• [To do]:
Extract the records below word for word and ignore the images.

• [Data to process]:
....................

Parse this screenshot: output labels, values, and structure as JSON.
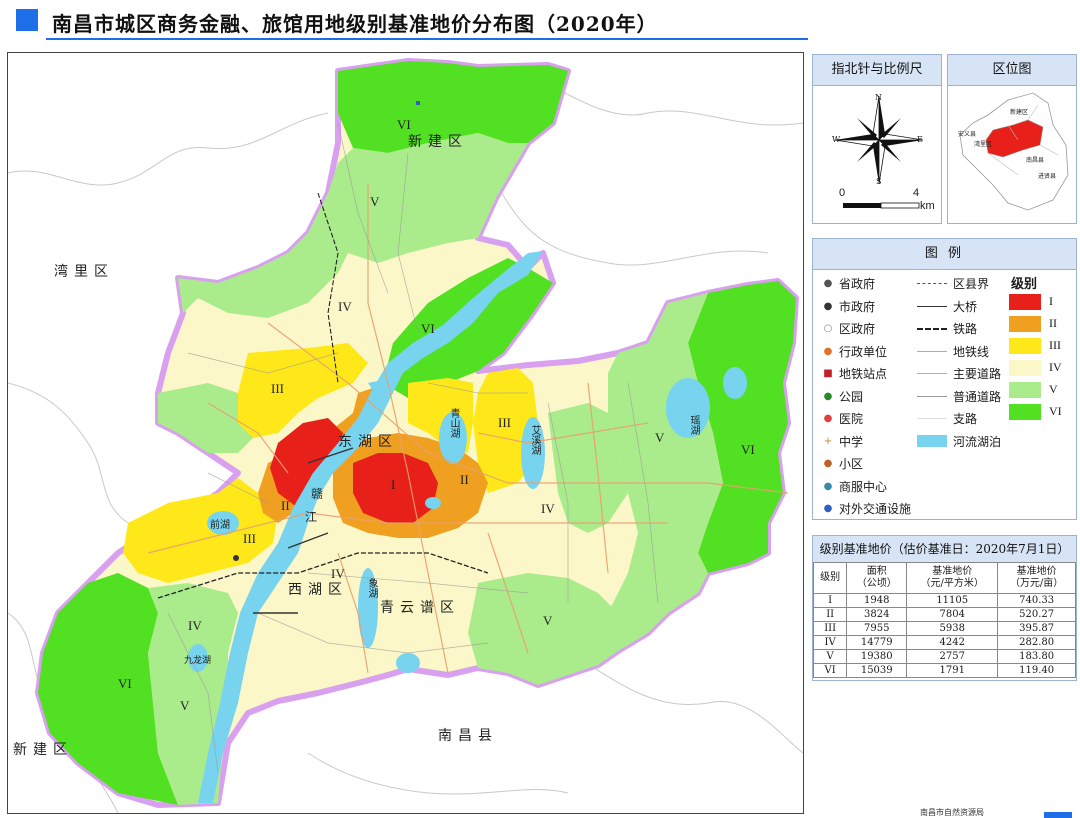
{
  "title": "南昌市城区商务金融、旅馆用地级别基准地价分布图（2020年）",
  "map": {
    "surrounding_labels": {
      "wanli": "湾里区",
      "xinjian_top": "新建区",
      "xinjian_bottom": "新建区",
      "nanchang_xian": "南昌县"
    },
    "district_labels": {
      "donghu": "东湖区",
      "xihu": "西湖区",
      "qingyunpu": "青云谱区"
    },
    "water_labels": {
      "gan": "赣",
      "jiang": "江",
      "qingshan": "青山湖",
      "aixi": "艾溪湖",
      "yaohu": "瑶湖",
      "xiangjiang": "象湖",
      "qianhu": "前湖",
      "jiulong": "九龙湖"
    },
    "grade_labels": [
      "VI",
      "V",
      "IV",
      "VI",
      "III",
      "I",
      "II",
      "II",
      "III",
      "III",
      "IV",
      "V",
      "VI",
      "IV",
      "IV",
      "V",
      "VI",
      "V",
      "III",
      "II"
    ],
    "colors": {
      "I": "#e8201a",
      "II": "#f0a020",
      "III": "#ffe81a",
      "IV": "#fbf7c8",
      "V": "#aaeb8c",
      "VI": "#52e022",
      "water": "#77d3ee",
      "boundary": "#d8a0ee"
    }
  },
  "compass_panel": {
    "title": "指北针与比例尺",
    "n": "N",
    "s": "S",
    "e": "E",
    "w": "W",
    "scale_start": "0",
    "scale_end": "4",
    "scale_unit": "km"
  },
  "location_panel": {
    "title": "区位图",
    "labels": [
      "新建区",
      "安义县",
      "湾里区",
      "南昌县",
      "进贤县"
    ]
  },
  "legend": {
    "title": "图 例",
    "points": [
      {
        "sym": "●",
        "color": "#555555",
        "label": "省政府"
      },
      {
        "sym": "●",
        "color": "#333333",
        "label": "市政府"
      },
      {
        "sym": "○",
        "color": "#888888",
        "label": "区政府"
      },
      {
        "sym": "●",
        "color": "#e0702a",
        "label": "行政单位"
      },
      {
        "sym": "■",
        "color": "#c0202a",
        "label": "地铁站点"
      },
      {
        "sym": "●",
        "color": "#2a8a2a",
        "label": "公园"
      },
      {
        "sym": "●",
        "color": "#e04040",
        "label": "医院"
      },
      {
        "sym": "+",
        "color": "#d08030",
        "label": "中学"
      },
      {
        "sym": "●",
        "color": "#c06028",
        "label": "小区"
      },
      {
        "sym": "●",
        "color": "#3a8aa8",
        "label": "商服中心"
      },
      {
        "sym": "●",
        "color": "#3060c0",
        "label": "对外交通设施"
      }
    ],
    "lines": [
      {
        "label": "区县界",
        "style": "dashed",
        "color": "#555555"
      },
      {
        "label": "大桥",
        "style": "solid",
        "color": "#333333"
      },
      {
        "label": "铁路",
        "style": "railway",
        "color": "#222222"
      },
      {
        "label": "地铁线",
        "style": "solid",
        "color": "#8acb6a"
      },
      {
        "label": "主要道路",
        "style": "solid",
        "color": "#e8a070"
      },
      {
        "label": "普通道路",
        "style": "solid",
        "color": "#999999"
      },
      {
        "label": "支路",
        "style": "solid",
        "color": "#dddddd"
      },
      {
        "label": "河流湖泊",
        "style": "water",
        "color": "#77d3ee"
      }
    ],
    "grade_title": "级别",
    "grades": [
      {
        "label": "I",
        "color": "#e8201a"
      },
      {
        "label": "II",
        "color": "#f0a020"
      },
      {
        "label": "III",
        "color": "#ffe81a"
      },
      {
        "label": "IV",
        "color": "#fbf7c8"
      },
      {
        "label": "V",
        "color": "#aaeb8c"
      },
      {
        "label": "VI",
        "color": "#52e022"
      }
    ]
  },
  "price_table": {
    "title": "级别基准地价（估价基准日：2020年7月1日）",
    "headers": [
      "级别",
      "面积\n（公顷）",
      "基准地价\n（元/平方米）",
      "基准地价\n（万元/亩）"
    ],
    "rows": [
      [
        "I",
        "1948",
        "11105",
        "740.33"
      ],
      [
        "II",
        "3824",
        "7804",
        "520.27"
      ],
      [
        "III",
        "7955",
        "5938",
        "395.87"
      ],
      [
        "IV",
        "14779",
        "4242",
        "282.80"
      ],
      [
        "V",
        "19380",
        "2757",
        "183.80"
      ],
      [
        "VI",
        "15039",
        "1791",
        "119.40"
      ]
    ]
  },
  "footer": "南昌市自然资源局"
}
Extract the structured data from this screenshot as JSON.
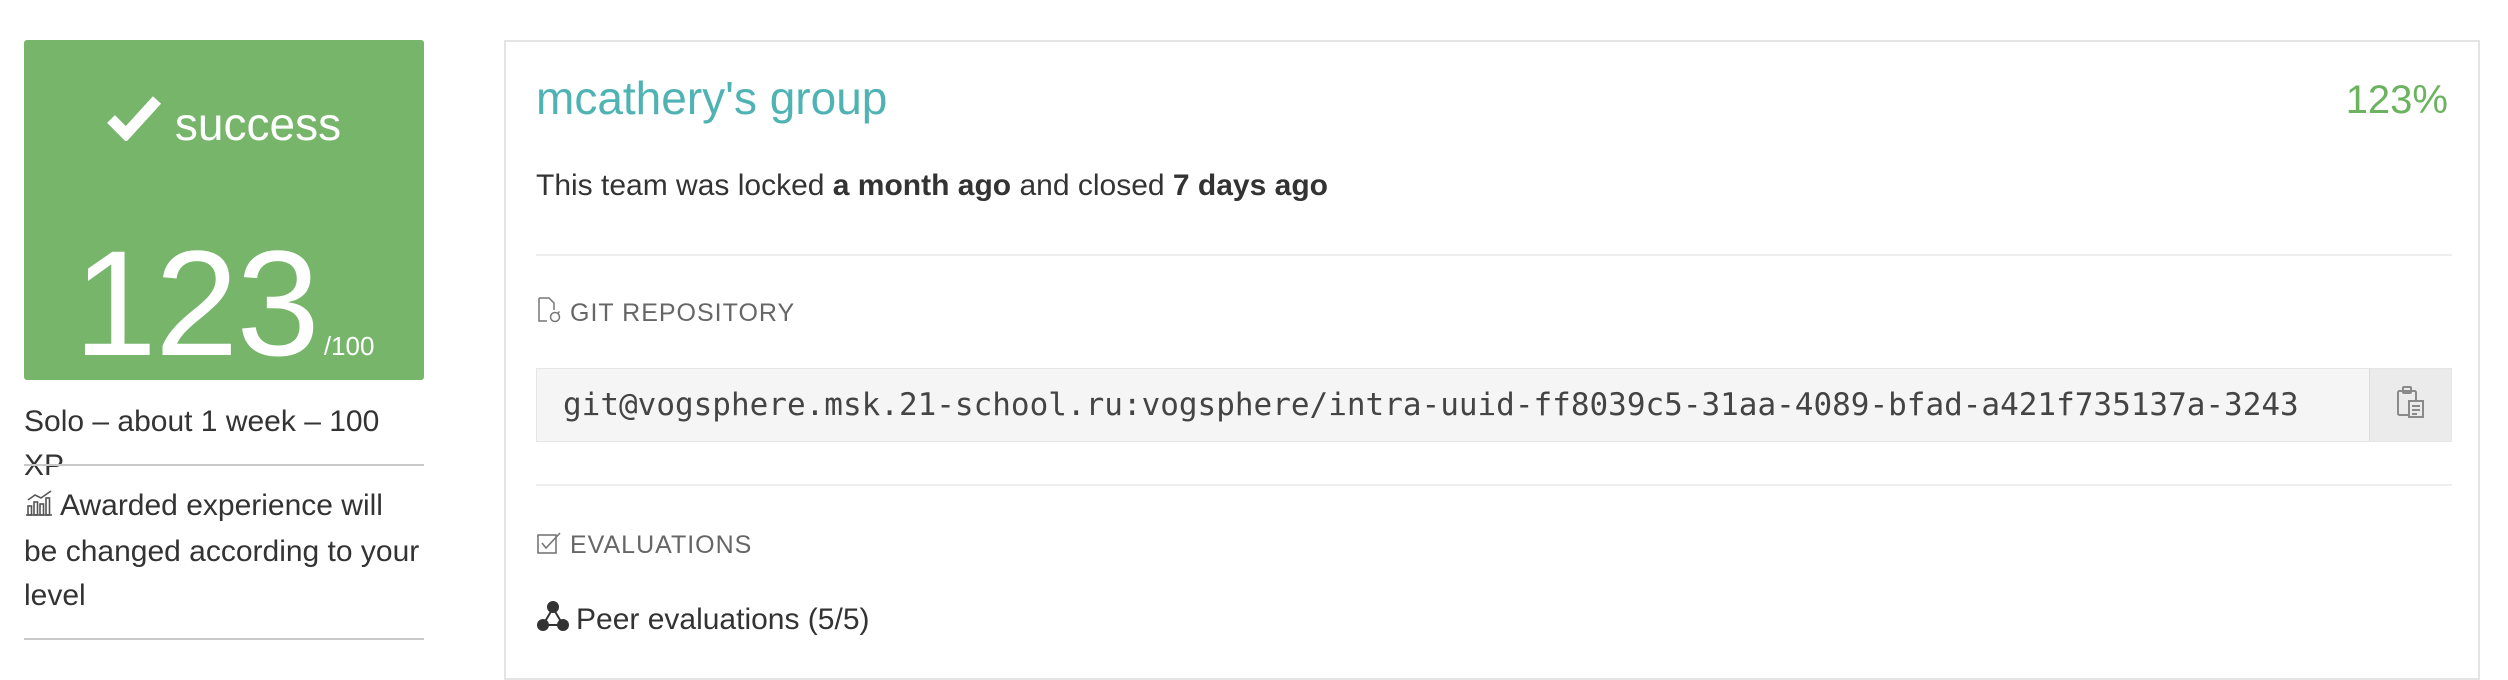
{
  "sidebar": {
    "status_label": "success",
    "score": "123",
    "score_max": "/100",
    "summary": "Solo – about 1 week – 100 XP",
    "awarded_note": "Awarded experience will be changed according to your level",
    "icons": {
      "status": "check-icon",
      "awarded": "chart-icon"
    },
    "colors": {
      "success_bg": "#76b56a"
    }
  },
  "main": {
    "group_title": "mcathery's group",
    "percent": "123%",
    "lock_info": {
      "prefix": "This team was locked ",
      "locked_when": "a month ago",
      "middle": " and closed ",
      "closed_when": "7 days ago"
    },
    "git_section": {
      "heading": "GIT REPOSITORY",
      "repo_url": "git@vogsphere.msk.21-school.ru:vogsphere/intra-uuid-ff8039c5-31aa-4089-bfad-a421f735137a-3243",
      "icons": {
        "heading": "git-file-icon",
        "copy": "clipboard-icon"
      }
    },
    "evaluations_section": {
      "heading": "EVALUATIONS",
      "peer_label": "Peer evaluations (5/5)",
      "icons": {
        "heading": "checkbox-icon",
        "peer": "people-group-icon"
      }
    },
    "colors": {
      "title": "#4fb3b4",
      "percent": "#6bb35f"
    }
  }
}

....................

• [Response to this exercise]:
Parse this screenshot: output labels, values, and structure as JSON.
{
  "title": "南昌市城区商务金融、旅馆用地级别基准地价分布图（2020年）",
  "map": {
    "surrounding_labels": {
      "wanli": "湾里区",
      "xinjian_top": "新建区",
      "xinjian_bottom": "新建区",
      "nanchang_xian": "南昌县"
    },
    "district_labels": {
      "donghu": "东湖区",
      "xihu": "西湖区",
      "qingyunpu": "青云谱区"
    },
    "water_labels": {
      "gan": "赣",
      "jiang": "江",
      "qingshan": "青山湖",
      "aixi": "艾溪湖",
      "yaohu": "瑶湖",
      "xiangjiang": "象湖",
      "qianhu": "前湖",
      "jiulong": "九龙湖"
    },
    "grade_labels": [
      "VI",
      "V",
      "IV",
      "VI",
      "III",
      "I",
      "II",
      "II",
      "III",
      "III",
      "IV",
      "V",
      "VI",
      "IV",
      "IV",
      "V",
      "VI",
      "V",
      "III",
      "II"
    ],
    "colors": {
      "I": "#e8201a",
      "II": "#f0a020",
      "III": "#ffe81a",
      "IV": "#fbf7c8",
      "V": "#aaeb8c",
      "VI": "#52e022",
      "water": "#77d3ee",
      "boundary": "#d8a0ee"
    }
  },
  "compass_panel": {
    "title": "指北针与比例尺",
    "n": "N",
    "s": "S",
    "e": "E",
    "w": "W",
    "scale_start": "0",
    "scale_end": "4",
    "scale_unit": "km"
  },
  "location_panel": {
    "title": "区位图",
    "labels": [
      "新建区",
      "安义县",
      "湾里区",
      "南昌县",
      "进贤县"
    ]
  },
  "legend": {
    "title": "图 例",
    "points": [
      {
        "sym": "●",
        "color": "#555555",
        "label": "省政府"
      },
      {
        "sym": "●",
        "color": "#333333",
        "label": "市政府"
      },
      {
        "sym": "○",
        "color": "#888888",
        "label": "区政府"
      },
      {
        "sym": "●",
        "color": "#e0702a",
        "label": "行政单位"
      },
      {
        "sym": "■",
        "color": "#c0202a",
        "label": "地铁站点"
      },
      {
        "sym": "●",
        "color": "#2a8a2a",
        "label": "公园"
      },
      {
        "sym": "●",
        "color": "#e04040",
        "label": "医院"
      },
      {
        "sym": "+",
        "color": "#d08030",
        "label": "中学"
      },
      {
        "sym": "●",
        "color": "#c06028",
        "label": "小区"
      },
      {
        "sym": "●",
        "color": "#3a8aa8",
        "label": "商服中心"
      },
      {
        "sym": "●",
        "color": "#3060c0",
        "label": "对外交通设施"
      }
    ],
    "lines": [
      {
        "label": "区县界",
        "style": "dashed",
        "color": "#555555"
      },
      {
        "label": "大桥",
        "style": "solid",
        "color": "#333333"
      },
      {
        "label": "铁路",
        "style": "railway",
        "color": "#222222"
      },
      {
        "label": "地铁线",
        "style": "solid",
        "color": "#8acb6a"
      },
      {
        "label": "主要道路",
        "style": "solid",
        "color": "#e8a070"
      },
      {
        "label": "普通道路",
        "style": "solid",
        "color": "#999999"
      },
      {
        "label": "支路",
        "style": "solid",
        "color": "#dddddd"
      },
      {
        "label": "河流湖泊",
        "style": "water",
        "color": "#77d3ee"
      }
    ],
    "grade_title": "级别",
    "grades": [
      {
        "label": "I",
        "color": "#e8201a"
      },
      {
        "label": "II",
        "color": "#f0a020"
      },
      {
        "label": "III",
        "color": "#ffe81a"
      },
      {
        "label": "IV",
        "color": "#fbf7c8"
      },
      {
        "label": "V",
        "color": "#aaeb8c"
      },
      {
        "label": "VI",
        "color": "#52e022"
      }
    ]
  },
  "price_table": {
    "title": "级别基准地价（估价基准日：2020年7月1日）",
    "headers": [
      "级别",
      "面积\n（公顷）",
      "基准地价\n（元/平方米）",
      "基准地价\n（万元/亩）"
    ],
    "rows": [
      [
        "I",
        "1948",
        "11105",
        "740.33"
      ],
      [
        "II",
        "3824",
        "7804",
        "520.27"
      ],
      [
        "III",
        "7955",
        "5938",
        "395.87"
      ],
      [
        "IV",
        "14779",
        "4242",
        "282.80"
      ],
      [
        "V",
        "19380",
        "2757",
        "183.80"
      ],
      [
        "VI",
        "15039",
        "1791",
        "119.40"
      ]
    ]
  },
  "footer": "南昌市自然资源局"
}
Extract the structured data from this screenshot as JSON.
{
  "sidebar": {
    "status_label": "success",
    "score": "123",
    "score_max": "/100",
    "summary": "Solo – about 1 week – 100 XP",
    "awarded_note": "Awarded experience will be changed according to your level",
    "icons": {
      "status": "check-icon",
      "awarded": "chart-icon"
    },
    "colors": {
      "success_bg": "#76b56a"
    }
  },
  "main": {
    "group_title": "mcathery's group",
    "percent": "123%",
    "lock_info": {
      "prefix": "This team was locked ",
      "locked_when": "a month ago",
      "middle": " and closed ",
      "closed_when": "7 days ago"
    },
    "git_section": {
      "heading": "GIT REPOSITORY",
      "repo_url": "git@vogsphere.msk.21-school.ru:vogsphere/intra-uuid-ff8039c5-31aa-4089-bfad-a421f735137a-3243",
      "icons": {
        "heading": "git-file-icon",
        "copy": "clipboard-icon"
      }
    },
    "evaluations_section": {
      "heading": "EVALUATIONS",
      "peer_label": "Peer evaluations (5/5)",
      "icons": {
        "heading": "checkbox-icon",
        "peer": "people-group-icon"
      }
    },
    "colors": {
      "title": "#4fb3b4",
      "percent": "#6bb35f"
    }
  }
}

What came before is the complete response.